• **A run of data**
========

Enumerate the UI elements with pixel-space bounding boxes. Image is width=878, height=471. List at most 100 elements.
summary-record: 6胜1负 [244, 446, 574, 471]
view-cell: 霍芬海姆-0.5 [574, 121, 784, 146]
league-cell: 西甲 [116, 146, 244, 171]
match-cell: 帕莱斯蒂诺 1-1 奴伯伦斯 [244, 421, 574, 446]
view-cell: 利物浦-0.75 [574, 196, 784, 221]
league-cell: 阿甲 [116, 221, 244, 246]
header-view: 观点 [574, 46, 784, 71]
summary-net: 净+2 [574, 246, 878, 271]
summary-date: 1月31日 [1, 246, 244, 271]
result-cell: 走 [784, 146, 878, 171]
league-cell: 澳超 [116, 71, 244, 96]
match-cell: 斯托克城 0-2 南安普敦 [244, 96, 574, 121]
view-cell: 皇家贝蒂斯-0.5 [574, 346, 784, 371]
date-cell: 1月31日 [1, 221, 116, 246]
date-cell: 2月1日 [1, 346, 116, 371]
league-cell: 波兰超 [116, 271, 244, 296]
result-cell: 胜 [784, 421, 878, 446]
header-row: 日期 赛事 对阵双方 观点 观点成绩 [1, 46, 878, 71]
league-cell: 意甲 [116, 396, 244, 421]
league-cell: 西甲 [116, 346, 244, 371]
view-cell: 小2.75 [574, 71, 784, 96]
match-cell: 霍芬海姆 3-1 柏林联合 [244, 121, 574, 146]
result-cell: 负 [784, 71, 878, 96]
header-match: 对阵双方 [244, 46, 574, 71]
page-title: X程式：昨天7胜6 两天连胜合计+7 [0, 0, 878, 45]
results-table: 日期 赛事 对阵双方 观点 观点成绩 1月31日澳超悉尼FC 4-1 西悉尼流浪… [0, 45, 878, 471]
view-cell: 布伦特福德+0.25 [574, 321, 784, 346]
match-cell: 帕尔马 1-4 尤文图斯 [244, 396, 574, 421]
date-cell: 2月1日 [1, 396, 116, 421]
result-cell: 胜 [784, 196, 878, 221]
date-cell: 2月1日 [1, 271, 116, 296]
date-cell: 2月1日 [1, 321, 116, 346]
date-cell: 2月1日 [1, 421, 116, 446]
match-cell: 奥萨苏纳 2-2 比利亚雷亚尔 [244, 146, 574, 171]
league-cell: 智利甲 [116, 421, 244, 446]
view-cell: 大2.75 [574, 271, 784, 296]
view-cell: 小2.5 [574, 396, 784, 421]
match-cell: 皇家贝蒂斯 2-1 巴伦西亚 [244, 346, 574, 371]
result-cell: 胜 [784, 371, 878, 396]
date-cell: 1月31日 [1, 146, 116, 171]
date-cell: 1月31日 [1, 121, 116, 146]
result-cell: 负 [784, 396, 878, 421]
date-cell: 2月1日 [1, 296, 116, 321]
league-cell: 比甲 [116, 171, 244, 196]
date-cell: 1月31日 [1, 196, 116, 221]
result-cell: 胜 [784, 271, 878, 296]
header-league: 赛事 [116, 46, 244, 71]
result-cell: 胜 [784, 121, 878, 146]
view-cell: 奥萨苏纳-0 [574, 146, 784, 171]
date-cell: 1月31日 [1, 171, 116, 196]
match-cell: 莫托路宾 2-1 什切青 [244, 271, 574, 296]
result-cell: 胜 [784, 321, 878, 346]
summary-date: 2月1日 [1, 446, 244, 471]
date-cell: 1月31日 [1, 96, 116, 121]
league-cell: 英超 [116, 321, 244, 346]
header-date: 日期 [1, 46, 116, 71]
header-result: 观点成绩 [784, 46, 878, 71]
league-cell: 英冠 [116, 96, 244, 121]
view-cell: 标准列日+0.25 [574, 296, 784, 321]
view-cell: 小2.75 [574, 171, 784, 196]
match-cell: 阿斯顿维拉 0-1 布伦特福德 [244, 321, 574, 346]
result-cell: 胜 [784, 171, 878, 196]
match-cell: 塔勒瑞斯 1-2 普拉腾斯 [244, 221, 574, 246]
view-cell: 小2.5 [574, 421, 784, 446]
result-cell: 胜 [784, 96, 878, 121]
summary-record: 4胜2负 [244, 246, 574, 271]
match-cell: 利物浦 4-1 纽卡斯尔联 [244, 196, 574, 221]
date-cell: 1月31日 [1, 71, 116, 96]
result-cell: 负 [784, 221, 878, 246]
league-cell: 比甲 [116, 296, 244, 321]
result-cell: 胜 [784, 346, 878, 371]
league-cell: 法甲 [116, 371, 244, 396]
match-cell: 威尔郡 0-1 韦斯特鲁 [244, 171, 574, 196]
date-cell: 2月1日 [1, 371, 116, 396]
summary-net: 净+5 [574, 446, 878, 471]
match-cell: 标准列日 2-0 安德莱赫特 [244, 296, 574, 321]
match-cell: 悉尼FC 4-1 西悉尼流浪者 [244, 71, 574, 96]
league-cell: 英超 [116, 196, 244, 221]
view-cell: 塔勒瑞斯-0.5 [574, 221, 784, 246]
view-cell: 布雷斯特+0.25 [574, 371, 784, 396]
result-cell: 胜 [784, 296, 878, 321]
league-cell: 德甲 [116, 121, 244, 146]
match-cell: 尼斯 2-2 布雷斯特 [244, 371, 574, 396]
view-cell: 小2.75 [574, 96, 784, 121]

========

Could you duplicate the data above line for line, without altering anything?

• **REPLY TO THE EXERCISE**
Enumerate the UI elements with pixel-space bounding boxes. Image is width=878, height=471. List at most 100 elements.
summary-record: 6胜1负 [244, 446, 574, 471]
view-cell: 霍芬海姆-0.5 [574, 121, 784, 146]
league-cell: 西甲 [116, 146, 244, 171]
match-cell: 帕莱斯蒂诺 1-1 奴伯伦斯 [244, 421, 574, 446]
view-cell: 利物浦-0.75 [574, 196, 784, 221]
league-cell: 阿甲 [116, 221, 244, 246]
header-view: 观点 [574, 46, 784, 71]
summary-net: 净+2 [574, 246, 878, 271]
summary-date: 1月31日 [1, 246, 244, 271]
result-cell: 走 [784, 146, 878, 171]
league-cell: 澳超 [116, 71, 244, 96]
match-cell: 斯托克城 0-2 南安普敦 [244, 96, 574, 121]
view-cell: 皇家贝蒂斯-0.5 [574, 346, 784, 371]
date-cell: 1月31日 [1, 221, 116, 246]
date-cell: 2月1日 [1, 346, 116, 371]
league-cell: 波兰超 [116, 271, 244, 296]
result-cell: 胜 [784, 421, 878, 446]
header-row: 日期 赛事 对阵双方 观点 观点成绩 [1, 46, 878, 71]
league-cell: 意甲 [116, 396, 244, 421]
league-cell: 西甲 [116, 346, 244, 371]
view-cell: 小2.75 [574, 71, 784, 96]
match-cell: 霍芬海姆 3-1 柏林联合 [244, 121, 574, 146]
result-cell: 负 [784, 71, 878, 96]
header-match: 对阵双方 [244, 46, 574, 71]
page-title: X程式：昨天7胜6 两天连胜合计+7 [0, 0, 878, 45]
results-table: 日期 赛事 对阵双方 观点 观点成绩 1月31日澳超悉尼FC 4-1 西悉尼流浪… [0, 45, 878, 471]
view-cell: 布伦特福德+0.25 [574, 321, 784, 346]
match-cell: 帕尔马 1-4 尤文图斯 [244, 396, 574, 421]
date-cell: 2月1日 [1, 396, 116, 421]
result-cell: 胜 [784, 196, 878, 221]
date-cell: 2月1日 [1, 271, 116, 296]
date-cell: 2月1日 [1, 321, 116, 346]
date-cell: 2月1日 [1, 421, 116, 446]
match-cell: 奥萨苏纳 2-2 比利亚雷亚尔 [244, 146, 574, 171]
league-cell: 智利甲 [116, 421, 244, 446]
view-cell: 大2.75 [574, 271, 784, 296]
view-cell: 小2.5 [574, 396, 784, 421]
match-cell: 皇家贝蒂斯 2-1 巴伦西亚 [244, 346, 574, 371]
result-cell: 胜 [784, 371, 878, 396]
date-cell: 1月31日 [1, 146, 116, 171]
date-cell: 1月31日 [1, 121, 116, 146]
result-cell: 负 [784, 396, 878, 421]
date-cell: 2月1日 [1, 296, 116, 321]
league-cell: 比甲 [116, 171, 244, 196]
date-cell: 1月31日 [1, 196, 116, 221]
result-cell: 胜 [784, 271, 878, 296]
header-league: 赛事 [116, 46, 244, 71]
result-cell: 胜 [784, 121, 878, 146]
view-cell: 奥萨苏纳-0 [574, 146, 784, 171]
date-cell: 1月31日 [1, 171, 116, 196]
match-cell: 莫托路宾 2-1 什切青 [244, 271, 574, 296]
result-cell: 胜 [784, 321, 878, 346]
summary-date: 2月1日 [1, 446, 244, 471]
date-cell: 1月31日 [1, 96, 116, 121]
league-cell: 英超 [116, 321, 244, 346]
header-date: 日期 [1, 46, 116, 71]
header-result: 观点成绩 [784, 46, 878, 71]
league-cell: 英冠 [116, 96, 244, 121]
view-cell: 标准列日+0.25 [574, 296, 784, 321]
view-cell: 小2.75 [574, 171, 784, 196]
match-cell: 阿斯顿维拉 0-1 布伦特福德 [244, 321, 574, 346]
result-cell: 胜 [784, 171, 878, 196]
match-cell: 塔勒瑞斯 1-2 普拉腾斯 [244, 221, 574, 246]
view-cell: 小2.5 [574, 421, 784, 446]
result-cell: 胜 [784, 96, 878, 121]
summary-record: 4胜2负 [244, 246, 574, 271]
match-cell: 利物浦 4-1 纽卡斯尔联 [244, 196, 574, 221]
date-cell: 1月31日 [1, 71, 116, 96]
result-cell: 负 [784, 221, 878, 246]
league-cell: 比甲 [116, 296, 244, 321]
result-cell: 胜 [784, 346, 878, 371]
league-cell: 法甲 [116, 371, 244, 396]
match-cell: 威尔郡 0-1 韦斯特鲁 [244, 171, 574, 196]
date-cell: 2月1日 [1, 371, 116, 396]
summary-net: 净+5 [574, 446, 878, 471]
match-cell: 标准列日 2-0 安德莱赫特 [244, 296, 574, 321]
match-cell: 悉尼FC 4-1 西悉尼流浪者 [244, 71, 574, 96]
league-cell: 英超 [116, 196, 244, 221]
view-cell: 塔勒瑞斯-0.5 [574, 221, 784, 246]
view-cell: 布雷斯特+0.25 [574, 371, 784, 396]
result-cell: 胜 [784, 296, 878, 321]
league-cell: 德甲 [116, 121, 244, 146]
match-cell: 尼斯 2-2 布雷斯特 [244, 371, 574, 396]
view-cell: 小2.75 [574, 96, 784, 121]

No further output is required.